(Items listed in a dataset)
- - - -

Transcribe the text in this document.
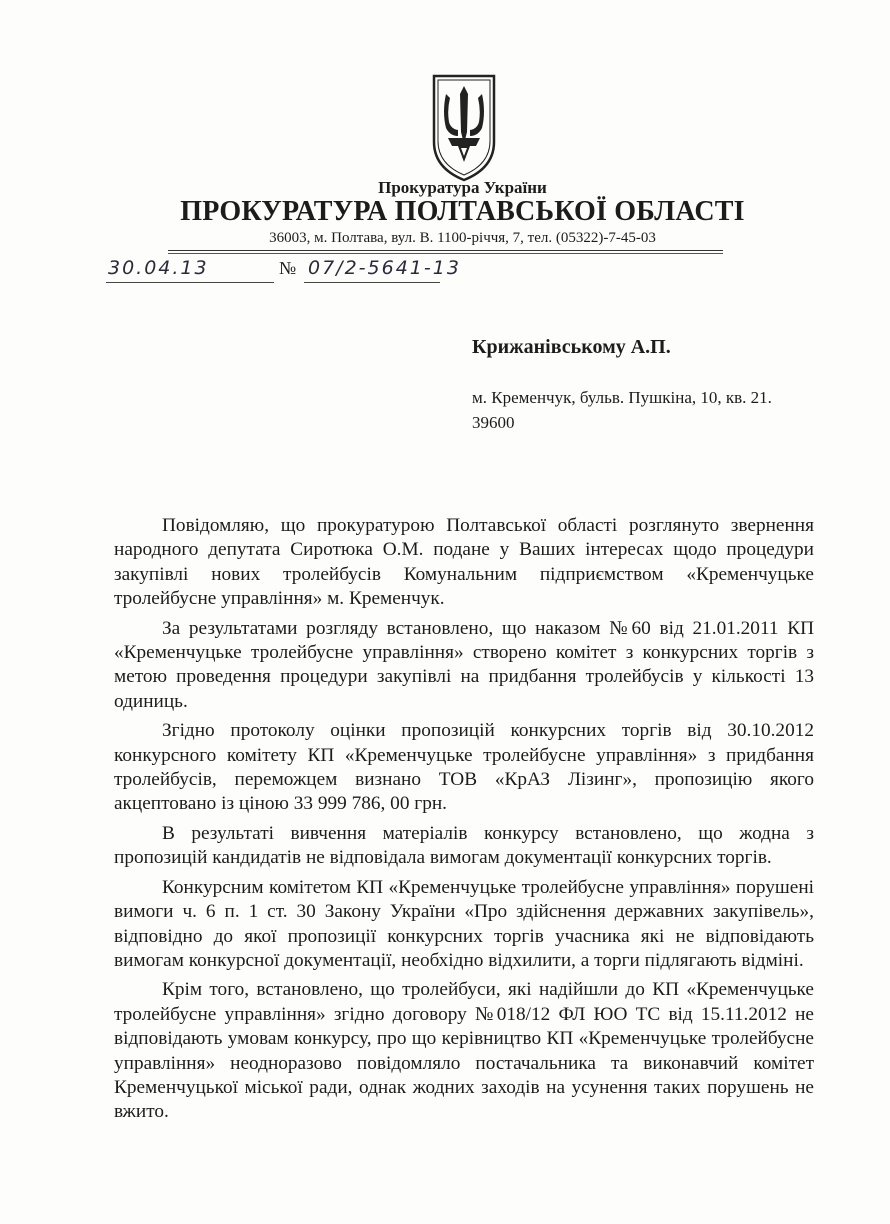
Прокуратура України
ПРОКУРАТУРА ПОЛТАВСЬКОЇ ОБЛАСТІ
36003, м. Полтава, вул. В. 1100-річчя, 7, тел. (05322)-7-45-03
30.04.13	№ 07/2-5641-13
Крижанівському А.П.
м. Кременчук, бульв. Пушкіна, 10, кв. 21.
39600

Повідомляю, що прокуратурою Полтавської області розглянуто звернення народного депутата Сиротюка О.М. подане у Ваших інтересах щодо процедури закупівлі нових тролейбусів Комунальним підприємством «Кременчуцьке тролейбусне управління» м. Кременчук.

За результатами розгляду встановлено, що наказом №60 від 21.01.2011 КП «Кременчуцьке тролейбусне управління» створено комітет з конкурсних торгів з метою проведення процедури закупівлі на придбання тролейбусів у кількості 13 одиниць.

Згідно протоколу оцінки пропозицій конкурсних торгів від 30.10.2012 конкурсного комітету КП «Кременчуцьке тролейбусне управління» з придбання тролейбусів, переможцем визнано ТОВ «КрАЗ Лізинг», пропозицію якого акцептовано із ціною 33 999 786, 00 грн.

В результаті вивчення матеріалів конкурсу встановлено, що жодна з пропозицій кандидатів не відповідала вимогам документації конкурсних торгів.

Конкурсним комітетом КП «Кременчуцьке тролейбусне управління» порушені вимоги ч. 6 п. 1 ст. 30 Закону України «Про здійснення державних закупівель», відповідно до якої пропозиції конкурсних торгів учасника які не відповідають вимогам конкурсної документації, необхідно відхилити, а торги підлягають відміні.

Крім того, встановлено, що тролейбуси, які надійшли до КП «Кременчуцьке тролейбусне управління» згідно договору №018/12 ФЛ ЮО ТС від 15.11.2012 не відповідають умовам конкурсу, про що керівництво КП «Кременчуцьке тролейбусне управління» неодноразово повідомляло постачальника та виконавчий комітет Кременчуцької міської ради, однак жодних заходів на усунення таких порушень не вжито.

- - - -

» TASK DIRECTIONS: Do not include images; quote all of the entries above exactly.

» EXERCISE RESPONSE:
Transcribe the text in this document.
Прокуратура України
ПРОКУРАТУРА ПОЛТАВСЬКОЇ ОБЛАСТІ
36003, м. Полтава, вул. В. 1100-річчя, 7, тел. (05322)-7-45-03
30.04.13	№ 07/2-5641-13
Крижанівському А.П.
м. Кременчук, бульв. Пушкіна, 10, кв. 21.
39600

Повідомляю, що прокуратурою Полтавської області розглянуто звернення народного депутата Сиротюка О.М. подане у Ваших інтересах щодо процедури закупівлі нових тролейбусів Комунальним підприємством «Кременчуцьке тролейбусне управління» м. Кременчук.

За результатами розгляду встановлено, що наказом №60 від 21.01.2011 КП «Кременчуцьке тролейбусне управління» створено комітет з конкурсних торгів з метою проведення процедури закупівлі на придбання тролейбусів у кількості 13 одиниць.

Згідно протоколу оцінки пропозицій конкурсних торгів від 30.10.2012 конкурсного комітету КП «Кременчуцьке тролейбусне управління» з придбання тролейбусів, переможцем визнано ТОВ «КрАЗ Лізинг», пропозицію якого акцептовано із ціною 33 999 786, 00 грн.

В результаті вивчення матеріалів конкурсу встановлено, що жодна з пропозицій кандидатів не відповідала вимогам документації конкурсних торгів.

Конкурсним комітетом КП «Кременчуцьке тролейбусне управління» порушені вимоги ч. 6 п. 1 ст. 30 Закону України «Про здійснення державних закупівель», відповідно до якої пропозиції конкурсних торгів учасника які не відповідають вимогам конкурсної документації, необхідно відхилити, а торги підлягають відміні.

Крім того, встановлено, що тролейбуси, які надійшли до КП «Кременчуцьке тролейбусне управління» згідно договору №018/12 ФЛ ЮО ТС від 15.11.2012 не відповідають умовам конкурсу, про що керівництво КП «Кременчуцьке тролейбусне управління» неодноразово повідомляло постачальника та виконавчий комітет Кременчуцької міської ради, однак жодних заходів на усунення таких порушень не вжито.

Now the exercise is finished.